[OBJECTIVE]:
Carry none of the pictures over; set down the material below exactly.

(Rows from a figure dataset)
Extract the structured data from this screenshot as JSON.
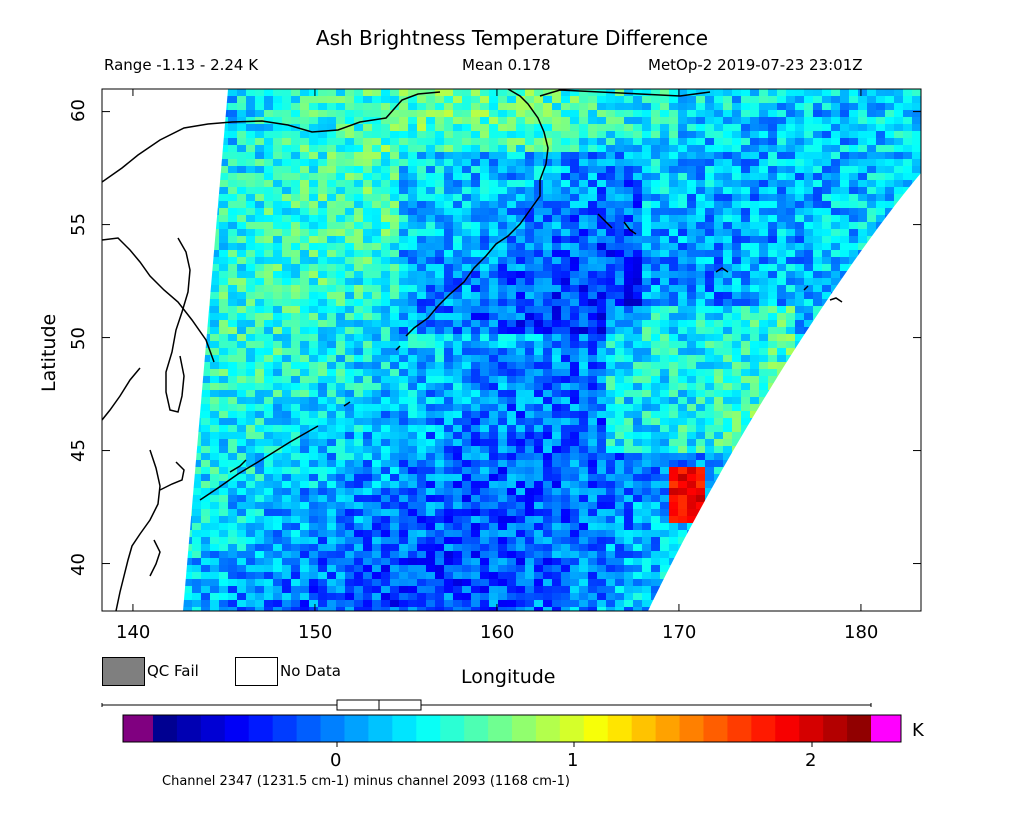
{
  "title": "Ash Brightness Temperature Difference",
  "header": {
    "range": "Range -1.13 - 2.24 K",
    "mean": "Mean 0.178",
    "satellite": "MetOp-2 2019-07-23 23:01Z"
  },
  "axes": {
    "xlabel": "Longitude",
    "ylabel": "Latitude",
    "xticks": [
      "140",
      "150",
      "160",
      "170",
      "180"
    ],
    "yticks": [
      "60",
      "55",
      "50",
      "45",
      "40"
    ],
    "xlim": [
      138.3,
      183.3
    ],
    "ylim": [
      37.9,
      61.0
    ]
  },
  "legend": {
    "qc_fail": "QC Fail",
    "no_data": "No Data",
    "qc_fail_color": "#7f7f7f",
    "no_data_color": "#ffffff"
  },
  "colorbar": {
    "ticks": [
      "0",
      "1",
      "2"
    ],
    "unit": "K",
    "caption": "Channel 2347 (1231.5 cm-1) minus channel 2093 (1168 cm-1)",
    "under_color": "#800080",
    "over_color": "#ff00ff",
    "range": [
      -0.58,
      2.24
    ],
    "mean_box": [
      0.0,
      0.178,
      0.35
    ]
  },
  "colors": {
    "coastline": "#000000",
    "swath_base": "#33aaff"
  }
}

[RESPONSE]:
Extract the structured data from this screenshot as JSON.
{
  "title": "Ash Brightness Temperature Difference",
  "header": {
    "range": "Range -1.13 - 2.24 K",
    "mean": "Mean 0.178",
    "satellite": "MetOp-2 2019-07-23 23:01Z"
  },
  "axes": {
    "xlabel": "Longitude",
    "ylabel": "Latitude",
    "xticks": [
      "140",
      "150",
      "160",
      "170",
      "180"
    ],
    "yticks": [
      "60",
      "55",
      "50",
      "45",
      "40"
    ],
    "xlim": [
      138.3,
      183.3
    ],
    "ylim": [
      37.9,
      61.0
    ]
  },
  "legend": {
    "qc_fail": "QC Fail",
    "no_data": "No Data",
    "qc_fail_color": "#7f7f7f",
    "no_data_color": "#ffffff"
  },
  "colorbar": {
    "ticks": [
      "0",
      "1",
      "2"
    ],
    "unit": "K",
    "caption": "Channel 2347 (1231.5 cm-1) minus channel 2093 (1168 cm-1)",
    "under_color": "#800080",
    "over_color": "#ff00ff",
    "range": [
      -0.58,
      2.24
    ],
    "mean_box": [
      0.0,
      0.178,
      0.35
    ]
  },
  "colors": {
    "coastline": "#000000",
    "swath_base": "#33aaff"
  }
}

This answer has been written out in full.